┏━━

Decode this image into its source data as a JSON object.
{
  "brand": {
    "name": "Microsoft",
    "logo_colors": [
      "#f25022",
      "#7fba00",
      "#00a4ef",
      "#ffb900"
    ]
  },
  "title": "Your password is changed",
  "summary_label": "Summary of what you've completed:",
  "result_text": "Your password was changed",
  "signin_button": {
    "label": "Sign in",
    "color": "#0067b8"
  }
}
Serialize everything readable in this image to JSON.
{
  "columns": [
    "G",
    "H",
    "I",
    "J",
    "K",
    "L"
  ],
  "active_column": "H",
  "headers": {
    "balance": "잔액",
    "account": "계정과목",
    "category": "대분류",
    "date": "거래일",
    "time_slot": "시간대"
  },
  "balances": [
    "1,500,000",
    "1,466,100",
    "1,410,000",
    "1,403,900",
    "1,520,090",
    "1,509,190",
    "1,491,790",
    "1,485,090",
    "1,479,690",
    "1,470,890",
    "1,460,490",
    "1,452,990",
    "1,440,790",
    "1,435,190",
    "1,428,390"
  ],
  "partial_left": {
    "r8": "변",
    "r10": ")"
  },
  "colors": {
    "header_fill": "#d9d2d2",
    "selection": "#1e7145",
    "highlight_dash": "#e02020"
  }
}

┗━━

- Exercise goal
Write the complete data out, exactly as above.

- Task answer
Decode this image into its source data as a JSON object.
{
  "brand": {
    "name": "Microsoft",
    "logo_colors": [
      "#f25022",
      "#7fba00",
      "#00a4ef",
      "#ffb900"
    ]
  },
  "title": "Your password is changed",
  "summary_label": "Summary of what you've completed:",
  "result_text": "Your password was changed",
  "signin_button": {
    "label": "Sign in",
    "color": "#0067b8"
  }
}
Serialize everything readable in this image to JSON.
{
  "columns": [
    "G",
    "H",
    "I",
    "J",
    "K",
    "L"
  ],
  "active_column": "H",
  "headers": {
    "balance": "잔액",
    "account": "계정과목",
    "category": "대분류",
    "date": "거래일",
    "time_slot": "시간대"
  },
  "balances": [
    "1,500,000",
    "1,466,100",
    "1,410,000",
    "1,403,900",
    "1,520,090",
    "1,509,190",
    "1,491,790",
    "1,485,090",
    "1,479,690",
    "1,470,890",
    "1,460,490",
    "1,452,990",
    "1,440,790",
    "1,435,190",
    "1,428,390"
  ],
  "partial_left": {
    "r8": "변",
    "r10": ")"
  },
  "colors": {
    "header_fill": "#d9d2d2",
    "selection": "#1e7145",
    "highlight_dash": "#e02020"
  }
}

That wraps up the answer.